(Entries taken from a collection)
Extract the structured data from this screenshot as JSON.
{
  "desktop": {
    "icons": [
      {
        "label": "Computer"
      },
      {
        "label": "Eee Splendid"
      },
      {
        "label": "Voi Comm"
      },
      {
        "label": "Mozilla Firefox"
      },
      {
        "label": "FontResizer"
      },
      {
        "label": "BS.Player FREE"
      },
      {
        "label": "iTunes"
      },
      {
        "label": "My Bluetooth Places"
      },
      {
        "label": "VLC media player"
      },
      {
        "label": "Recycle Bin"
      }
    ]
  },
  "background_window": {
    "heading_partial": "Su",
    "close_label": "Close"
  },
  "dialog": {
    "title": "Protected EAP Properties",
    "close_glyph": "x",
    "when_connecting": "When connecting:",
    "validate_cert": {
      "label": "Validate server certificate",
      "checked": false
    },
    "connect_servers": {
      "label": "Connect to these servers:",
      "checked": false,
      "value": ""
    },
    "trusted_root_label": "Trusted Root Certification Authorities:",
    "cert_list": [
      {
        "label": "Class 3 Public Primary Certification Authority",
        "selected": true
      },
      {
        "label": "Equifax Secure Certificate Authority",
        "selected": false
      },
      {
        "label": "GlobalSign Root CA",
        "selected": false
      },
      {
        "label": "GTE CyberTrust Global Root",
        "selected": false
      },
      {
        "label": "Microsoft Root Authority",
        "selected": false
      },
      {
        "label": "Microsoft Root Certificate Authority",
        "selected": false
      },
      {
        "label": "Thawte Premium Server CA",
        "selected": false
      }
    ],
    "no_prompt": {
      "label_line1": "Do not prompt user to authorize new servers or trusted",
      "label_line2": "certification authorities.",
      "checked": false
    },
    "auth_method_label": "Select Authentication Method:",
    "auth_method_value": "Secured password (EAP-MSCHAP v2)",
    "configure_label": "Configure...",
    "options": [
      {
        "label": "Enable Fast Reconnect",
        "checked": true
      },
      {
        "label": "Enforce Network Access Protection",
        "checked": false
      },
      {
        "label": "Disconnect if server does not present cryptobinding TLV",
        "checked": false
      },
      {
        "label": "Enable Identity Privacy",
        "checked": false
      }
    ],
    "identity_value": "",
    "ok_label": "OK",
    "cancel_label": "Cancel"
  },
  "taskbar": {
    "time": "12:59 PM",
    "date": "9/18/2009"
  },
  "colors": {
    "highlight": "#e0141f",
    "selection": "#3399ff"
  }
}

§ **REQUIRED WORK**
Filter the entries down to the lines containing "Enable". Copy each of those lines.

§ **EXERCISE RESULT**
        "label": "Enable Fast Reconnect",
        "label": "Enable Identity Privacy",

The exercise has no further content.